* START Input rows *

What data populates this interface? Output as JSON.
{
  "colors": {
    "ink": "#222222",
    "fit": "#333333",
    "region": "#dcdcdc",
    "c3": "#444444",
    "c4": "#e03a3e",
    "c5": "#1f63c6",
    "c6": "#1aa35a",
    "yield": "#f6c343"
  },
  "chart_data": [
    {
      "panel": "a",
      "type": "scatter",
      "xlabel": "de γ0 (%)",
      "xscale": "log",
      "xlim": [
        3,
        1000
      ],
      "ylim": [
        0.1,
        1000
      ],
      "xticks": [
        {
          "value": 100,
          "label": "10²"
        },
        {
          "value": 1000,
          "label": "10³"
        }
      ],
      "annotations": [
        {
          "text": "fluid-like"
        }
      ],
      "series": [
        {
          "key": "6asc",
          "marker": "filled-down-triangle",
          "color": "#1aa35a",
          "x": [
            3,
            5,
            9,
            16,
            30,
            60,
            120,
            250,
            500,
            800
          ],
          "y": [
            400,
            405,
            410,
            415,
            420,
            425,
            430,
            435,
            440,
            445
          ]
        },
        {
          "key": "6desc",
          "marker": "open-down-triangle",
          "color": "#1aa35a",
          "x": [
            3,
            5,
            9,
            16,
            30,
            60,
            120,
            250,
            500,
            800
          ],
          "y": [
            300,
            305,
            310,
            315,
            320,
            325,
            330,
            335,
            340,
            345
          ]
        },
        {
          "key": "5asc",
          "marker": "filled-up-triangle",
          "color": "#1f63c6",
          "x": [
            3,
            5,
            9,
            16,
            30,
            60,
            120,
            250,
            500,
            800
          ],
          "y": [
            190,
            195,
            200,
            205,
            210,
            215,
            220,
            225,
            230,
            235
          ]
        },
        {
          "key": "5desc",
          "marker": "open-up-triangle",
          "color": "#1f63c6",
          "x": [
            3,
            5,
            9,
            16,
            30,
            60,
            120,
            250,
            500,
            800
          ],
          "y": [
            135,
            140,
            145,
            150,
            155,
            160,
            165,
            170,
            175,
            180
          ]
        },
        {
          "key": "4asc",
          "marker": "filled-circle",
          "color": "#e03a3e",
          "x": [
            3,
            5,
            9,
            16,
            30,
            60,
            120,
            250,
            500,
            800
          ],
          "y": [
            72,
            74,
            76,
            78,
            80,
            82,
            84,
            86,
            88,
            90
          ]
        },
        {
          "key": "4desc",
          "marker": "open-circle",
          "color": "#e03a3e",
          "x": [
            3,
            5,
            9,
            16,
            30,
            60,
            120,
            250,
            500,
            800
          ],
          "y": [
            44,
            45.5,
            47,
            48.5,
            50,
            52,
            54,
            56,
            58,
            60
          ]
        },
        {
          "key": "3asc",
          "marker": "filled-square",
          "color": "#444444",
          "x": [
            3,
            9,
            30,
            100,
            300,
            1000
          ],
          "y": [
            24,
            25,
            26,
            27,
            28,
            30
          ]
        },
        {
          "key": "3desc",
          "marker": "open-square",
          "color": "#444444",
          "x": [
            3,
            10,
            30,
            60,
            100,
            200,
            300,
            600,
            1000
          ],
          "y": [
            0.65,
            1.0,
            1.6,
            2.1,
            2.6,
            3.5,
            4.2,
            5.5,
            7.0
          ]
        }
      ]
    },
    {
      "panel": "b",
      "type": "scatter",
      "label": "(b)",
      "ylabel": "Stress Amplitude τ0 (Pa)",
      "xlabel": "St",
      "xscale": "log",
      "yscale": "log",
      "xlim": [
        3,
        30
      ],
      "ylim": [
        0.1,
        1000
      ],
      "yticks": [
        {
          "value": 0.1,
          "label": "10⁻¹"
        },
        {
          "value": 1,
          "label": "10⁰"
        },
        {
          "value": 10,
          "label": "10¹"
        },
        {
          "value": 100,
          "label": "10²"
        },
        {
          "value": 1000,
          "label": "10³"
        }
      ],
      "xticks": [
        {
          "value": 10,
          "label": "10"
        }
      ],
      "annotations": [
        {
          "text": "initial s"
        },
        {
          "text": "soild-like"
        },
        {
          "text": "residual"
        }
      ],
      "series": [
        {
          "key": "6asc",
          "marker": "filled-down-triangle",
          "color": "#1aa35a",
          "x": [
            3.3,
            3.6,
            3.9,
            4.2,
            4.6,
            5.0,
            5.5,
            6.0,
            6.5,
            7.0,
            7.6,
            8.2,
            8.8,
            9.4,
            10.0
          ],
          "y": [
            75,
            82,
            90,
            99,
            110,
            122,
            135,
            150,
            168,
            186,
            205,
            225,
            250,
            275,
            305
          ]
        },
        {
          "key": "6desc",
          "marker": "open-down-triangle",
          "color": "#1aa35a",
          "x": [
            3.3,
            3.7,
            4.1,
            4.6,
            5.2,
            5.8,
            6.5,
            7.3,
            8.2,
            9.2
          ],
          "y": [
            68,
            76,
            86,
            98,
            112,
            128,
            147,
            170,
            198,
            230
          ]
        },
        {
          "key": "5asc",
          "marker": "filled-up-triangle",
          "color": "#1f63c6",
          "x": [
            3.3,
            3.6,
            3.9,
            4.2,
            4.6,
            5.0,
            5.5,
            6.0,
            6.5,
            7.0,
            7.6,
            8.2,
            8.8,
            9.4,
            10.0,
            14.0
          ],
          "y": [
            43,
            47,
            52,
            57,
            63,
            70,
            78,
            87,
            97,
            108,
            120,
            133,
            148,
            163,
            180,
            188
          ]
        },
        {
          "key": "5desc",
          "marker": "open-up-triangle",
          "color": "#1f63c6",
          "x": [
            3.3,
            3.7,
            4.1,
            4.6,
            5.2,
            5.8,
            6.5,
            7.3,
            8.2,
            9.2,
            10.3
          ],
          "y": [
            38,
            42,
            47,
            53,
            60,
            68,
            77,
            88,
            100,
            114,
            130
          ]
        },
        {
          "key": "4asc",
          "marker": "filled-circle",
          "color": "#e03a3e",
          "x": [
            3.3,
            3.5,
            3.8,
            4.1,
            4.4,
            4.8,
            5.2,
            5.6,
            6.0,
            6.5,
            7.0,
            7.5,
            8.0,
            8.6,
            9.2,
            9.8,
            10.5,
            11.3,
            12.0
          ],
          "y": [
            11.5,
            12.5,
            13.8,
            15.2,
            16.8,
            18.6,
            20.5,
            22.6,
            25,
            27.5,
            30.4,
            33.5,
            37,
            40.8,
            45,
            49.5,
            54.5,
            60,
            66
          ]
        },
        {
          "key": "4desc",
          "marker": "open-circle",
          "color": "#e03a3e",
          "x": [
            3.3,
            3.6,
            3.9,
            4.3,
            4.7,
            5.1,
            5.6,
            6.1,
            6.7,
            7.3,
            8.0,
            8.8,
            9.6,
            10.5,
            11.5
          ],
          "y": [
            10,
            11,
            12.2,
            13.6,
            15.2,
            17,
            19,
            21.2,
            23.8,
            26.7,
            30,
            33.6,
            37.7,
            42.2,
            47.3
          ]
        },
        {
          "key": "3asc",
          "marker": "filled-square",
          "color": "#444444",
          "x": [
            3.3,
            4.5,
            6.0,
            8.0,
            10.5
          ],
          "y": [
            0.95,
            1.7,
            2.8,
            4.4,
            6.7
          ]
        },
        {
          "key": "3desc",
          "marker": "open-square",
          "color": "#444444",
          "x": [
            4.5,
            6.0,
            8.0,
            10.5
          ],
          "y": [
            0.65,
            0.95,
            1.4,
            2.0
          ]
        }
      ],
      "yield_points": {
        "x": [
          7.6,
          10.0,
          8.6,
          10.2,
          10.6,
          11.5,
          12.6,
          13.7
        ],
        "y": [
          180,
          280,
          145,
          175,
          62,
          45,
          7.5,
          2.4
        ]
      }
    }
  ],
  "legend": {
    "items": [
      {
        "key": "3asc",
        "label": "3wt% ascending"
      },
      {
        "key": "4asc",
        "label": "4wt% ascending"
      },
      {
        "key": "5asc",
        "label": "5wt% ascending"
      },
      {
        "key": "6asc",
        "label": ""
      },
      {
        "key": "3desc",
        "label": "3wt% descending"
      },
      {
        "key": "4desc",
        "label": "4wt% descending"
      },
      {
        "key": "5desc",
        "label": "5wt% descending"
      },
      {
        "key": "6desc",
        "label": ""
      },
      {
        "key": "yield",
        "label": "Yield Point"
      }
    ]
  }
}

* END Input rows *

## [Stated exercise]
All lines in the data that contain the word "ascending" should be copied.

## [Solution]
        "label": "3wt% ascending"
        "label": "4wt% ascending"
        "label": "5wt% ascending"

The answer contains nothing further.